### [Coordinate annotation records]
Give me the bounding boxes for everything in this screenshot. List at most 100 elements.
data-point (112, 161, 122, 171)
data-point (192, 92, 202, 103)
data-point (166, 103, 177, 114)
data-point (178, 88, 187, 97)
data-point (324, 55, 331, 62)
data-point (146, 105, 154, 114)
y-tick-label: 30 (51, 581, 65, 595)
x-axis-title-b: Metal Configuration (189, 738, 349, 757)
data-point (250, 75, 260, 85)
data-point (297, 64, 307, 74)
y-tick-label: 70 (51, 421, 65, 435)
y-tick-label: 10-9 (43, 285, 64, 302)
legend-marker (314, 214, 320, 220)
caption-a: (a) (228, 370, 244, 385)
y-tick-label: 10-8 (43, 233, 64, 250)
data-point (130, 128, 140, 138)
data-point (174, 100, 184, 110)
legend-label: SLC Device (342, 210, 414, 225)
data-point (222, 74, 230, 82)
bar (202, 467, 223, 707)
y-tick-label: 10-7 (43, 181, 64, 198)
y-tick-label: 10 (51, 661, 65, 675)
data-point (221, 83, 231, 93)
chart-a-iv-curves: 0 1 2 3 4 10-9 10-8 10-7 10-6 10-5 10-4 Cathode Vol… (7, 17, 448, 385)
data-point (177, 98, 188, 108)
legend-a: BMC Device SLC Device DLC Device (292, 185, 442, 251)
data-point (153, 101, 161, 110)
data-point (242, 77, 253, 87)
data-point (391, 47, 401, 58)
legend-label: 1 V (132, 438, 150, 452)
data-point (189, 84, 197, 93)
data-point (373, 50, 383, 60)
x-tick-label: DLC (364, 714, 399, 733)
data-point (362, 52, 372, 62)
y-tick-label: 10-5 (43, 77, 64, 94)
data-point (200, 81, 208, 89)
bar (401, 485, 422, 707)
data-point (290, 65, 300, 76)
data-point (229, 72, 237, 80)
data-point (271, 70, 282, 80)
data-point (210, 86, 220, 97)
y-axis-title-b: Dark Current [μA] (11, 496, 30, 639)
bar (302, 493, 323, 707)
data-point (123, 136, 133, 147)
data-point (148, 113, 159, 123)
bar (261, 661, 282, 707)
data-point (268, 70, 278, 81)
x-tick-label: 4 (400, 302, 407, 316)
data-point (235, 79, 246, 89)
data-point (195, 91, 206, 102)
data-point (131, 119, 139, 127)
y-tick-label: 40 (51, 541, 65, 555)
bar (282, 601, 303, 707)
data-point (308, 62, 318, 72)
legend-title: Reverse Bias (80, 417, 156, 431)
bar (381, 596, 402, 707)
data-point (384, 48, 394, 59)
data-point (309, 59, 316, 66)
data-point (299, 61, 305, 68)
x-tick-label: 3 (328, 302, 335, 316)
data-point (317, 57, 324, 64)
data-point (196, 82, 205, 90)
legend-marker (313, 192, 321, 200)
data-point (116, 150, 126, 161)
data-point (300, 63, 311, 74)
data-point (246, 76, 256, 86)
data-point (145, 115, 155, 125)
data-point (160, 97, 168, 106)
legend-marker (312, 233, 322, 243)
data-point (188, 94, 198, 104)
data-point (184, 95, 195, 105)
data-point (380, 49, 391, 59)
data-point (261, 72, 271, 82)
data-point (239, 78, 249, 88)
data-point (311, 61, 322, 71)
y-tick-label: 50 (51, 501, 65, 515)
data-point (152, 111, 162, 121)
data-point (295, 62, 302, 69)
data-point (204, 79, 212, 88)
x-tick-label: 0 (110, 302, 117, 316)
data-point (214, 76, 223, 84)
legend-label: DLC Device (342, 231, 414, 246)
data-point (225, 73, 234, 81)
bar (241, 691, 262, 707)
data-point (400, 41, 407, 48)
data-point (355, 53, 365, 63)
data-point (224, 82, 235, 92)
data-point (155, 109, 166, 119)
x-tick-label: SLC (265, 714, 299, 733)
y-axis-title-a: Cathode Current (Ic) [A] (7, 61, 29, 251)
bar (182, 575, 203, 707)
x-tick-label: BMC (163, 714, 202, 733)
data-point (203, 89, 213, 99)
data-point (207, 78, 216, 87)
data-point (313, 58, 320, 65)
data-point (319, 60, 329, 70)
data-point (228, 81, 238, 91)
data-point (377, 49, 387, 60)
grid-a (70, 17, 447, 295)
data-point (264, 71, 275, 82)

### [EXERCISE OBJECTIVE]
Locate each line in the entries above that contains the string "legend" with matching case, and copy those lines.

### [SOLUTION FOR THIS TASK]
legend-marker (314, 214, 320, 220)
legend-label: SLC Device (342, 210, 414, 225)
legend-a: BMC Device SLC Device DLC Device (292, 185, 442, 251)
legend-label: 1 V (132, 438, 150, 452)
legend-title: Reverse Bias (80, 417, 156, 431)
legend-marker (313, 192, 321, 200)
legend-marker (312, 233, 322, 243)
legend-label: DLC Device (342, 231, 414, 246)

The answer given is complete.